EXERCISE INSTRUCTIONS:
All of the entries must be reproduced exactly, with no images carried over.

________________________________________

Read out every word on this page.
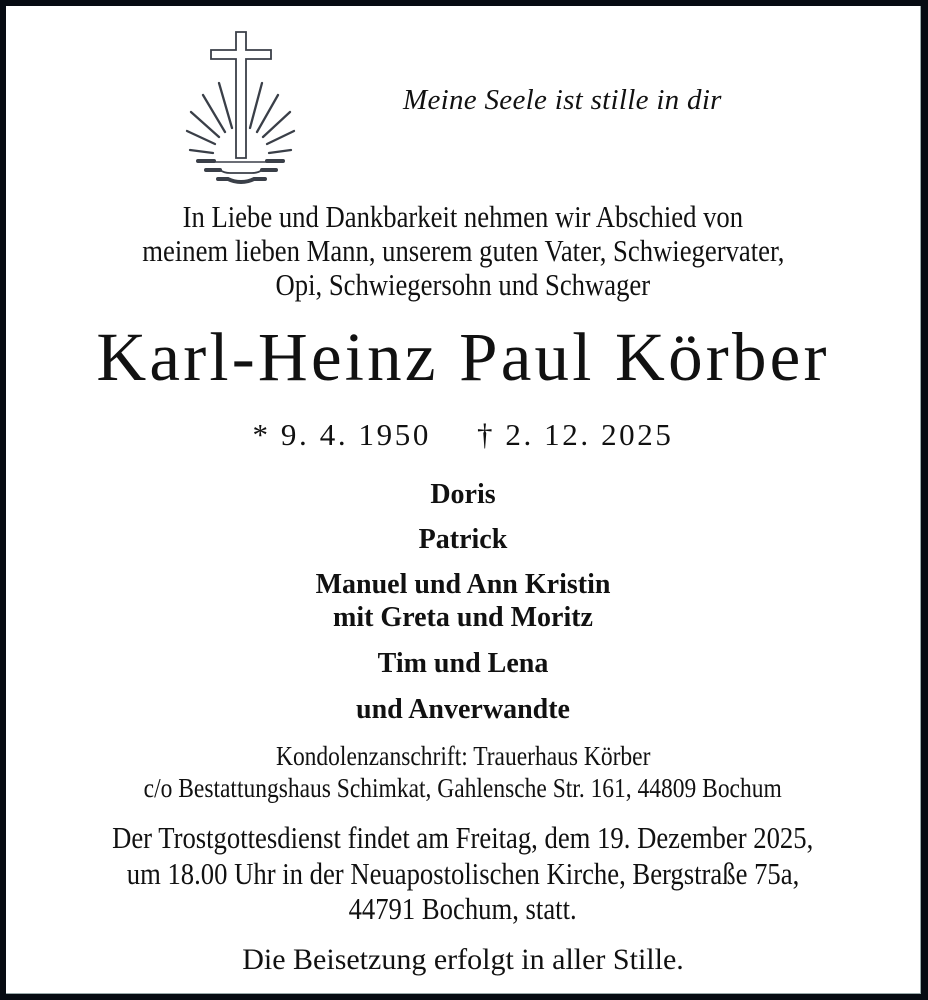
Meine Seele ist stille in dir
In Liebe und Dankbarkeit nehmen wir Abschied von
meinem lieben Mann, unserem guten Vater, Schwiegervater,
Opi, Schwiegersohn und Schwager
Karl-Heinz Paul Körber
* 9. 4. 1950 † 2. 12. 2025
Doris
Patrick
Manuel und Ann Kristin
mit Greta und Moritz
Tim und Lena
und Anverwandte
Kondolenzanschrift: Trauerhaus Körber
c/o Bestattungshaus Schimkat, Gahlensche Str. 161, 44809 Bochum
Der Trostgottesdienst findet am Freitag, dem 19. Dezember 2025,
um 18.00 Uhr in der Neuapostolischen Kirche, Bergstraße 75a,
44791 Bochum, statt.
Die Beisetzung erfolgt in aller Stille.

________________________________________

EXPECTED OUTPUT:
Read out every word on this page.
Meine Seele ist stille in dir
In Liebe und Dankbarkeit nehmen wir Abschied von
meinem lieben Mann, unserem guten Vater, Schwiegervater,
Opi, Schwiegersohn und Schwager
Karl-Heinz Paul Körber
* 9. 4. 1950 † 2. 12. 2025
Doris
Patrick
Manuel und Ann Kristin
mit Greta und Moritz
Tim und Lena
und Anverwandte
Kondolenzanschrift: Trauerhaus Körber
c/o Bestattungshaus Schimkat, Gahlensche Str. 161, 44809 Bochum
Der Trostgottesdienst findet am Freitag, dem 19. Dezember 2025,
um 18.00 Uhr in der Neuapostolischen Kirche, Bergstraße 75a,
44791 Bochum, statt.
Die Beisetzung erfolgt in aller Stille.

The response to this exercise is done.